──────── PROVIDED DATA

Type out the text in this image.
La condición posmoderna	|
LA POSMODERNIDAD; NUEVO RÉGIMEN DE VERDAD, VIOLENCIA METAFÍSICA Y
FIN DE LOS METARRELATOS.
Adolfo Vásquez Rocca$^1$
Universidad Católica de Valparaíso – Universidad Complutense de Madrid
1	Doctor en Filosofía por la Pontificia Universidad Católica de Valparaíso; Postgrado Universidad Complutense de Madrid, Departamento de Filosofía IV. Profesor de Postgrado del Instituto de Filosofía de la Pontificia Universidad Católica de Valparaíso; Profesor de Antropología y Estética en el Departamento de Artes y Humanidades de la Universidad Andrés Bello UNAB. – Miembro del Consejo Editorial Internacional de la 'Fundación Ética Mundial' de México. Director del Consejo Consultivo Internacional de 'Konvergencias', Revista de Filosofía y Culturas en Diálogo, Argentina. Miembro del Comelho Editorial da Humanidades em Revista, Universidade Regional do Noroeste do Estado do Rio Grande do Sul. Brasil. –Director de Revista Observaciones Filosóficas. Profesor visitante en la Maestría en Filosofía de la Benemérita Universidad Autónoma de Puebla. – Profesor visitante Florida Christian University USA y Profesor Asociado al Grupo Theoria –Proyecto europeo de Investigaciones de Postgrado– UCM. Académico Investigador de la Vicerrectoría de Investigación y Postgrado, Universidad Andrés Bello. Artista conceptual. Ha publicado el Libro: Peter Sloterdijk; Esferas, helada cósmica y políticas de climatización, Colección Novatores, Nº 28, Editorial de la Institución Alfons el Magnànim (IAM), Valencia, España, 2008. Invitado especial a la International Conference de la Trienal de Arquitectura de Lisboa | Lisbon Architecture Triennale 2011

────────────────

_CHALLENGE_.
Repeat the data exactly. Leave nothing out.

_ANSWER FOR THIS EXERCISE_.
Type out the text in this image.
La condición posmoderna	|
LA POSMODERNIDAD; NUEVO RÉGIMEN DE VERDAD, VIOLENCIA METAFÍSICA Y
FIN DE LOS METARRELATOS.
Adolfo Vásquez Rocca$^1$
Universidad Católica de Valparaíso – Universidad Complutense de Madrid
1	Doctor en Filosofía por la Pontificia Universidad Católica de Valparaíso; Postgrado Universidad Complutense de Madrid, Departamento de Filosofía IV. Profesor de Postgrado del Instituto de Filosofía de la Pontificia Universidad Católica de Valparaíso; Profesor de Antropología y Estética en el Departamento de Artes y Humanidades de la Universidad Andrés Bello UNAB. – Miembro del Consejo Editorial Internacional de la 'Fundación Ética Mundial' de México. Director del Consejo Consultivo Internacional de 'Konvergencias', Revista de Filosofía y Culturas en Diálogo, Argentina. Miembro del Comelho Editorial da Humanidades em Revista, Universidade Regional do Noroeste do Estado do Rio Grande do Sul. Brasil. –Director de Revista Observaciones Filosóficas. Profesor visitante en la Maestría en Filosofía de la Benemérita Universidad Autónoma de Puebla. – Profesor visitante Florida Christian University USA y Profesor Asociado al Grupo Theoria –Proyecto europeo de Investigaciones de Postgrado– UCM. Académico Investigador de la Vicerrectoría de Investigación y Postgrado, Universidad Andrés Bello. Artista conceptual. Ha publicado el Libro: Peter Sloterdijk; Esferas, helada cósmica y políticas de climatización, Colección Novatores, Nº 28, Editorial de la Institución Alfons el Magnànim (IAM), Valencia, España, 2008. Invitado especial a la International Conference de la Trienal de Arquitectura de Lisboa | Lisbon Architecture Triennale 2011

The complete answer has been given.